__What needs to be done__:
Your task is to give the data again, exactly, with every line intact.

··········

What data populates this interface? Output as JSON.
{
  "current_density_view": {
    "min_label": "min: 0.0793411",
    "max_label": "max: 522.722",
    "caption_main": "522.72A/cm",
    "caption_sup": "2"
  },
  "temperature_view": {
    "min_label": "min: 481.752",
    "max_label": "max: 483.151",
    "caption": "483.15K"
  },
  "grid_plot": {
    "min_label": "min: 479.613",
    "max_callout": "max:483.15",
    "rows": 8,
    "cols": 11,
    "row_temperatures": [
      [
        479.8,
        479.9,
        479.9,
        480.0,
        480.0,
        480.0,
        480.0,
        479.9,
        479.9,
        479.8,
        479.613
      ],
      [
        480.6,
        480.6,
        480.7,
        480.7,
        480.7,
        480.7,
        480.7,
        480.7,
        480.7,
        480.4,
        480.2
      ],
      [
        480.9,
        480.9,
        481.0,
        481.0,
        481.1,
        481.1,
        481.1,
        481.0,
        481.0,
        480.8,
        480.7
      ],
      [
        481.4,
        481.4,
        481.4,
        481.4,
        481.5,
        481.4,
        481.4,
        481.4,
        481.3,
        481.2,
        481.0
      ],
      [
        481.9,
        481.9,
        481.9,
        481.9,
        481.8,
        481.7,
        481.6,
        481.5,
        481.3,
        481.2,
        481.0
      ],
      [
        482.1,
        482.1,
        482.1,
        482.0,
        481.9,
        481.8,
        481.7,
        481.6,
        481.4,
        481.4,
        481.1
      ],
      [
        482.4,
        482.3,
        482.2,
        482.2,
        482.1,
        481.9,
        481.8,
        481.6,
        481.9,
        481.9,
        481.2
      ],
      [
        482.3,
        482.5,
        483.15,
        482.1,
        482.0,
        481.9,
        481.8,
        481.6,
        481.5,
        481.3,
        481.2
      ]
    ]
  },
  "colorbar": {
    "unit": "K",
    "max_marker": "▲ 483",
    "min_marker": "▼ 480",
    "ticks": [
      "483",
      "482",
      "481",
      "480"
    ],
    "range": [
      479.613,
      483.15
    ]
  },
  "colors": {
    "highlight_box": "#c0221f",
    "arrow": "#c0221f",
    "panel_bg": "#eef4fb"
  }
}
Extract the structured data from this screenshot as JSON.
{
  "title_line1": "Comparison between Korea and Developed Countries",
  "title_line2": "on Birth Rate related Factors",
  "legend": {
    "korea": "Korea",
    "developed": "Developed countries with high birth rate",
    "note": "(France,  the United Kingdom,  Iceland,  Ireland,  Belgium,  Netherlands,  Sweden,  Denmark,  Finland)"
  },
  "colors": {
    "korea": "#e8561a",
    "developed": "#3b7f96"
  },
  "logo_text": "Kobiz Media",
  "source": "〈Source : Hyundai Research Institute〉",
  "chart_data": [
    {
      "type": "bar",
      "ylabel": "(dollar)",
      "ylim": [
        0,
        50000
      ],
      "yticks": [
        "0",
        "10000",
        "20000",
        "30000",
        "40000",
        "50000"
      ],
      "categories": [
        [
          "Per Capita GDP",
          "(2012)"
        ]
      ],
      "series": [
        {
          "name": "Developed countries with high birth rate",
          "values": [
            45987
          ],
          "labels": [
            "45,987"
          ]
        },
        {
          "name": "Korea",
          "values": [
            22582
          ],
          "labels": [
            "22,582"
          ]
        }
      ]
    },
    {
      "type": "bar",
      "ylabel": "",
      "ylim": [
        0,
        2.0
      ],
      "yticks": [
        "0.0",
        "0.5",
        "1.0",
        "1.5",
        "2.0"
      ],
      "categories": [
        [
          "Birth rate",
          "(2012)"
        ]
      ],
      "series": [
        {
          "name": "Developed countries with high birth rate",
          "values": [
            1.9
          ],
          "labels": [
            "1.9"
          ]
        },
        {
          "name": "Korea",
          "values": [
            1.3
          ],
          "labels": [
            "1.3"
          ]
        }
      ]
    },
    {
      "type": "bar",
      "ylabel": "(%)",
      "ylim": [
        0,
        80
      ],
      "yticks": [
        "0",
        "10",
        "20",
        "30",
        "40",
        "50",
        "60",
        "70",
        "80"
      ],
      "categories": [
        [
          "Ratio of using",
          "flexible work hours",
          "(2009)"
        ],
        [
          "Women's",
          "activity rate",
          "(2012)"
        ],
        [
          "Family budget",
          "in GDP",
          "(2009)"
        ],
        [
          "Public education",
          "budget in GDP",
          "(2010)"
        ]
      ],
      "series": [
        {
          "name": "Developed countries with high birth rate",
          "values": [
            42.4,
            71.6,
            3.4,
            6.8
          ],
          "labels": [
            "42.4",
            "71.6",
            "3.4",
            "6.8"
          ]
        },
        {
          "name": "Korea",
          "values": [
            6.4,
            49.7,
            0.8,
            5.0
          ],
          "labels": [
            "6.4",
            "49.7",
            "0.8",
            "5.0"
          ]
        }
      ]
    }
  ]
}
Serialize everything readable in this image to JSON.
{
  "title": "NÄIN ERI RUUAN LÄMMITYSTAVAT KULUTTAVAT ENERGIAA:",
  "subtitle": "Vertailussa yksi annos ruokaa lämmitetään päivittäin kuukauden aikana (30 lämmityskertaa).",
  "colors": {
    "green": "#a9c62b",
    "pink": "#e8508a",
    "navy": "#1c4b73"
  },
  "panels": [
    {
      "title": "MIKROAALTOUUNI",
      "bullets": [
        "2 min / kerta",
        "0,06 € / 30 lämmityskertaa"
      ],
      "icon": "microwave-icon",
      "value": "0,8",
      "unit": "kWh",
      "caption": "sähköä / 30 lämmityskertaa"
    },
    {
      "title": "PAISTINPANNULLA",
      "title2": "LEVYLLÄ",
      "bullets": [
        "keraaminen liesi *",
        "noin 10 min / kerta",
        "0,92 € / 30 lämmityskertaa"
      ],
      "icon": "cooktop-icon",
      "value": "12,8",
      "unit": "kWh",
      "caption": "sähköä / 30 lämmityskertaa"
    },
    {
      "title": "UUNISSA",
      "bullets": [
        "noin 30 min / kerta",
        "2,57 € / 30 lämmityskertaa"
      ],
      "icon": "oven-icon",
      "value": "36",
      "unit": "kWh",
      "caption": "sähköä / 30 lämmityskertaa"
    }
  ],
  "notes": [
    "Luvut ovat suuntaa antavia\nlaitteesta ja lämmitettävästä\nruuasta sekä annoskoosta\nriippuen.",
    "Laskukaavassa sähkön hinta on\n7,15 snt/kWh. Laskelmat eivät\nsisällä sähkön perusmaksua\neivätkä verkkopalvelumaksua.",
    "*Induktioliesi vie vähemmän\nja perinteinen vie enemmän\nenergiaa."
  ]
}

··········

__Exercise answer__:
What data populates this interface? Output as JSON.
{
  "current_density_view": {
    "min_label": "min: 0.0793411",
    "max_label": "max: 522.722",
    "caption_main": "522.72A/cm",
    "caption_sup": "2"
  },
  "temperature_view": {
    "min_label": "min: 481.752",
    "max_label": "max: 483.151",
    "caption": "483.15K"
  },
  "grid_plot": {
    "min_label": "min: 479.613",
    "max_callout": "max:483.15",
    "rows": 8,
    "cols": 11,
    "row_temperatures": [
      [
        479.8,
        479.9,
        479.9,
        480.0,
        480.0,
        480.0,
        480.0,
        479.9,
        479.9,
        479.8,
        479.613
      ],
      [
        480.6,
        480.6,
        480.7,
        480.7,
        480.7,
        480.7,
        480.7,
        480.7,
        480.7,
        480.4,
        480.2
      ],
      [
        480.9,
        480.9,
        481.0,
        481.0,
        481.1,
        481.1,
        481.1,
        481.0,
        481.0,
        480.8,
        480.7
      ],
      [
        481.4,
        481.4,
        481.4,
        481.4,
        481.5,
        481.4,
        481.4,
        481.4,
        481.3,
        481.2,
        481.0
      ],
      [
        481.9,
        481.9,
        481.9,
        481.9,
        481.8,
        481.7,
        481.6,
        481.5,
        481.3,
        481.2,
        481.0
      ],
      [
        482.1,
        482.1,
        482.1,
        482.0,
        481.9,
        481.8,
        481.7,
        481.6,
        481.4,
        481.4,
        481.1
      ],
      [
        482.4,
        482.3,
        482.2,
        482.2,
        482.1,
        481.9,
        481.8,
        481.6,
        481.9,
        481.9,
        481.2
      ],
      [
        482.3,
        482.5,
        483.15,
        482.1,
        482.0,
        481.9,
        481.8,
        481.6,
        481.5,
        481.3,
        481.2
      ]
    ]
  },
  "colorbar": {
    "unit": "K",
    "max_marker": "▲ 483",
    "min_marker": "▼ 480",
    "ticks": [
      "483",
      "482",
      "481",
      "480"
    ],
    "range": [
      479.613,
      483.15
    ]
  },
  "colors": {
    "highlight_box": "#c0221f",
    "arrow": "#c0221f",
    "panel_bg": "#eef4fb"
  }
}
Extract the structured data from this screenshot as JSON.
{
  "title_line1": "Comparison between Korea and Developed Countries",
  "title_line2": "on Birth Rate related Factors",
  "legend": {
    "korea": "Korea",
    "developed": "Developed countries with high birth rate",
    "note": "(France,  the United Kingdom,  Iceland,  Ireland,  Belgium,  Netherlands,  Sweden,  Denmark,  Finland)"
  },
  "colors": {
    "korea": "#e8561a",
    "developed": "#3b7f96"
  },
  "logo_text": "Kobiz Media",
  "source": "〈Source : Hyundai Research Institute〉",
  "chart_data": [
    {
      "type": "bar",
      "ylabel": "(dollar)",
      "ylim": [
        0,
        50000
      ],
      "yticks": [
        "0",
        "10000",
        "20000",
        "30000",
        "40000",
        "50000"
      ],
      "categories": [
        [
          "Per Capita GDP",
          "(2012)"
        ]
      ],
      "series": [
        {
          "name": "Developed countries with high birth rate",
          "values": [
            45987
          ],
          "labels": [
            "45,987"
          ]
        },
        {
          "name": "Korea",
          "values": [
            22582
          ],
          "labels": [
            "22,582"
          ]
        }
      ]
    },
    {
      "type": "bar",
      "ylabel": "",
      "ylim": [
        0,
        2.0
      ],
      "yticks": [
        "0.0",
        "0.5",
        "1.0",
        "1.5",
        "2.0"
      ],
      "categories": [
        [
          "Birth rate",
          "(2012)"
        ]
      ],
      "series": [
        {
          "name": "Developed countries with high birth rate",
          "values": [
            1.9
          ],
          "labels": [
            "1.9"
          ]
        },
        {
          "name": "Korea",
          "values": [
            1.3
          ],
          "labels": [
            "1.3"
          ]
        }
      ]
    },
    {
      "type": "bar",
      "ylabel": "(%)",
      "ylim": [
        0,
        80
      ],
      "yticks": [
        "0",
        "10",
        "20",
        "30",
        "40",
        "50",
        "60",
        "70",
        "80"
      ],
      "categories": [
        [
          "Ratio of using",
          "flexible work hours",
          "(2009)"
        ],
        [
          "Women's",
          "activity rate",
          "(2012)"
        ],
        [
          "Family budget",
          "in GDP",
          "(2009)"
        ],
        [
          "Public education",
          "budget in GDP",
          "(2010)"
        ]
      ],
      "series": [
        {
          "name": "Developed countries with high birth rate",
          "values": [
            42.4,
            71.6,
            3.4,
            6.8
          ],
          "labels": [
            "42.4",
            "71.6",
            "3.4",
            "6.8"
          ]
        },
        {
          "name": "Korea",
          "values": [
            6.4,
            49.7,
            0.8,
            5.0
          ],
          "labels": [
            "6.4",
            "49.7",
            "0.8",
            "5.0"
          ]
        }
      ]
    }
  ]
}
Serialize everything readable in this image to JSON.
{
  "title": "NÄIN ERI RUUAN LÄMMITYSTAVAT KULUTTAVAT ENERGIAA:",
  "subtitle": "Vertailussa yksi annos ruokaa lämmitetään päivittäin kuukauden aikana (30 lämmityskertaa).",
  "colors": {
    "green": "#a9c62b",
    "pink": "#e8508a",
    "navy": "#1c4b73"
  },
  "panels": [
    {
      "title": "MIKROAALTOUUNI",
      "bullets": [
        "2 min / kerta",
        "0,06 € / 30 lämmityskertaa"
      ],
      "icon": "microwave-icon",
      "value": "0,8",
      "unit": "kWh",
      "caption": "sähköä / 30 lämmityskertaa"
    },
    {
      "title": "PAISTINPANNULLA",
      "title2": "LEVYLLÄ",
      "bullets": [
        "keraaminen liesi *",
        "noin 10 min / kerta",
        "0,92 € / 30 lämmityskertaa"
      ],
      "icon": "cooktop-icon",
      "value": "12,8",
      "unit": "kWh",
      "caption": "sähköä / 30 lämmityskertaa"
    },
    {
      "title": "UUNISSA",
      "bullets": [
        "noin 30 min / kerta",
        "2,57 € / 30 lämmityskertaa"
      ],
      "icon": "oven-icon",
      "value": "36",
      "unit": "kWh",
      "caption": "sähköä / 30 lämmityskertaa"
    }
  ],
  "notes": [
    "Luvut ovat suuntaa antavia\nlaitteesta ja lämmitettävästä\nruuasta sekä annoskoosta\nriippuen.",
    "Laskukaavassa sähkön hinta on\n7,15 snt/kWh. Laskelmat eivät\nsisällä sähkön perusmaksua\neivätkä verkkopalvelumaksua.",
    "*Induktioliesi vie vähemmän\nja perinteinen vie enemmän\nenergiaa."
  ]
}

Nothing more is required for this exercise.